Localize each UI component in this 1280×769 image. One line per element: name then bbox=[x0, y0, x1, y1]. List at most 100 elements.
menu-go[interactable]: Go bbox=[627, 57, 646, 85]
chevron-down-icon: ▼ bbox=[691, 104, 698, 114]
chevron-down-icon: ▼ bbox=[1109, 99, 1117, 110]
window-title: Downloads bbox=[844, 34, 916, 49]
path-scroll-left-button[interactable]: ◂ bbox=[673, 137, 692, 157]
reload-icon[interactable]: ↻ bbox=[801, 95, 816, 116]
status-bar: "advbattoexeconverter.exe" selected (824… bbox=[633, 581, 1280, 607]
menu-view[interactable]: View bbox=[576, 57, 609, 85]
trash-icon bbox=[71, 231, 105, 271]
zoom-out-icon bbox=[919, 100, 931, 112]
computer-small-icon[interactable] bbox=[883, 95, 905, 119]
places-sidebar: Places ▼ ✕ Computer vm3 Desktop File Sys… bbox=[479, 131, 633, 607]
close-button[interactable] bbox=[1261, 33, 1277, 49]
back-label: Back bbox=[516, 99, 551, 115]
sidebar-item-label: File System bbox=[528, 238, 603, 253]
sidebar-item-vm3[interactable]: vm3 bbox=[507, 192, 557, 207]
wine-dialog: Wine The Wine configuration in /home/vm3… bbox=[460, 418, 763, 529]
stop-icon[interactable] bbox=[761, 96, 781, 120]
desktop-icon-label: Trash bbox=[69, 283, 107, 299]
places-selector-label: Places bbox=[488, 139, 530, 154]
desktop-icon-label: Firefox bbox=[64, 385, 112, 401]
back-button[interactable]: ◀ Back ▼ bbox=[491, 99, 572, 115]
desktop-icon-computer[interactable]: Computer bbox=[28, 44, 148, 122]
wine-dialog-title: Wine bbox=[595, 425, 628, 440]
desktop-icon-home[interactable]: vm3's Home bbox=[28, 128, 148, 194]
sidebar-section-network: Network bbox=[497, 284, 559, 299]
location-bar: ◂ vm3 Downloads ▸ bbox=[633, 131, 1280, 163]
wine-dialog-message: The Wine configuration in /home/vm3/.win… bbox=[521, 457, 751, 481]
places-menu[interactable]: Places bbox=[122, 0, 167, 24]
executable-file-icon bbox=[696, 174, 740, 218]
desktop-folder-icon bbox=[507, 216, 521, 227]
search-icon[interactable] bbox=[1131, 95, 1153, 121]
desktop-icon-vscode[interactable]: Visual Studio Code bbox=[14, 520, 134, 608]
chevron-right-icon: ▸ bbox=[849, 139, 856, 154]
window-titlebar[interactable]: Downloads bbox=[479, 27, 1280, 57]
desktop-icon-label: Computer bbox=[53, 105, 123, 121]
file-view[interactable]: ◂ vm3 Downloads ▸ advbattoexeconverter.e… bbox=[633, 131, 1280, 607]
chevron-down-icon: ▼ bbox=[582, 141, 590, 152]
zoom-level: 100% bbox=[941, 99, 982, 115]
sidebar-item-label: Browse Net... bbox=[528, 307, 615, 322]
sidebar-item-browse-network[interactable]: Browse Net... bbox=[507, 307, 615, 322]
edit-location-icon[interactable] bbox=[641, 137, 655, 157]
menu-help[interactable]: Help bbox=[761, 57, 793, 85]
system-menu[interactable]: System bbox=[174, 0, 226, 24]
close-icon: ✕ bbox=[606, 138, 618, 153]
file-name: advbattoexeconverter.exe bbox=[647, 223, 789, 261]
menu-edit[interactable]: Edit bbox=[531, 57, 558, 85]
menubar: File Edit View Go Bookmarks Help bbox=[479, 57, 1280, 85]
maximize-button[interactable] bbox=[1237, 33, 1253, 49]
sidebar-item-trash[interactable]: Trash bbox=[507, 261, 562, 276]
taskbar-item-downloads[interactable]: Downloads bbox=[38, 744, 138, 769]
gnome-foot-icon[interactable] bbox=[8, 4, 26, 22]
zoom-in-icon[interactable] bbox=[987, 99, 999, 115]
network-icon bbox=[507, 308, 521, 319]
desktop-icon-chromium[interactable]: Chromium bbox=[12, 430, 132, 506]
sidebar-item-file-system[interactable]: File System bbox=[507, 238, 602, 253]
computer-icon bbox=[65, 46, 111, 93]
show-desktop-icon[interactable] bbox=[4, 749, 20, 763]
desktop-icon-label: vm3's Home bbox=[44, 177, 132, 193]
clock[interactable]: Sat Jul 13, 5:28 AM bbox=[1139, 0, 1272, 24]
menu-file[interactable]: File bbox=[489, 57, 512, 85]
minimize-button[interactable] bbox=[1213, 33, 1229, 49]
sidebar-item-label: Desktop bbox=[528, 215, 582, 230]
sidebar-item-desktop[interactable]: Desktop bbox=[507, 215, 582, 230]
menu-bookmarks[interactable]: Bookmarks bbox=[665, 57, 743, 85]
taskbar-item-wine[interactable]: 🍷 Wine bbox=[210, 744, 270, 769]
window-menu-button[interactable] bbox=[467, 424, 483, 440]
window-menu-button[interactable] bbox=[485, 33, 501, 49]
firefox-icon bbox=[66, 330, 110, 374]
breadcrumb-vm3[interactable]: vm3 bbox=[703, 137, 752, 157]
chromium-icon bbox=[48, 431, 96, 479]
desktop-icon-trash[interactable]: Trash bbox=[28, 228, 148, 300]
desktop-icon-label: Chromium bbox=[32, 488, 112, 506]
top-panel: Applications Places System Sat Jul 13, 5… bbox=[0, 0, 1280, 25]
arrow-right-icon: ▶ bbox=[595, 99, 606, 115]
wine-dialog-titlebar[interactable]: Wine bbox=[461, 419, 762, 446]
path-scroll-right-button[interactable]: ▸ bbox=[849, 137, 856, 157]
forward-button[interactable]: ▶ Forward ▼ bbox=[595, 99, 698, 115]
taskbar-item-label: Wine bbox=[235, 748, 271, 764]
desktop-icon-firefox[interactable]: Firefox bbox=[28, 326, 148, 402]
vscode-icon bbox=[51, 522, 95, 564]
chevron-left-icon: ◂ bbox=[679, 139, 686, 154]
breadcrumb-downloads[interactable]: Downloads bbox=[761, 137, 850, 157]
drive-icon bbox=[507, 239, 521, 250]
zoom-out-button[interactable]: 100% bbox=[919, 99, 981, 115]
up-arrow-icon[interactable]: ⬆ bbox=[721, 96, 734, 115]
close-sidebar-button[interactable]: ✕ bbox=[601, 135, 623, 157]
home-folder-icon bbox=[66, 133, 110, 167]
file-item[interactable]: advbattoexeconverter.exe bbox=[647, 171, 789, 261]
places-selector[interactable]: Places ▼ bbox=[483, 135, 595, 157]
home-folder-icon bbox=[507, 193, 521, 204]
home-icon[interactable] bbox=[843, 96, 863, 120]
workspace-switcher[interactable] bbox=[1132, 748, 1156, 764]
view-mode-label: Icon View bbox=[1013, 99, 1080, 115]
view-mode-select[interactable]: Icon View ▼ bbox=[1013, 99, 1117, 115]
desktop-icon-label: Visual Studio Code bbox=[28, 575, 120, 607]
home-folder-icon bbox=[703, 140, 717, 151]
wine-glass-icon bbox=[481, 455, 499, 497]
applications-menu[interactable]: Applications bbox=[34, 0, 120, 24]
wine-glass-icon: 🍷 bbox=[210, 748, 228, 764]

+--

## Exercise requirements
Filter the rows above, copying each line that contains the string "breadcrumb".

## Expected answer
breadcrumb-vm3[interactable]: vm3 bbox=[703, 137, 752, 157]
breadcrumb-downloads[interactable]: Downloads bbox=[761, 137, 850, 157]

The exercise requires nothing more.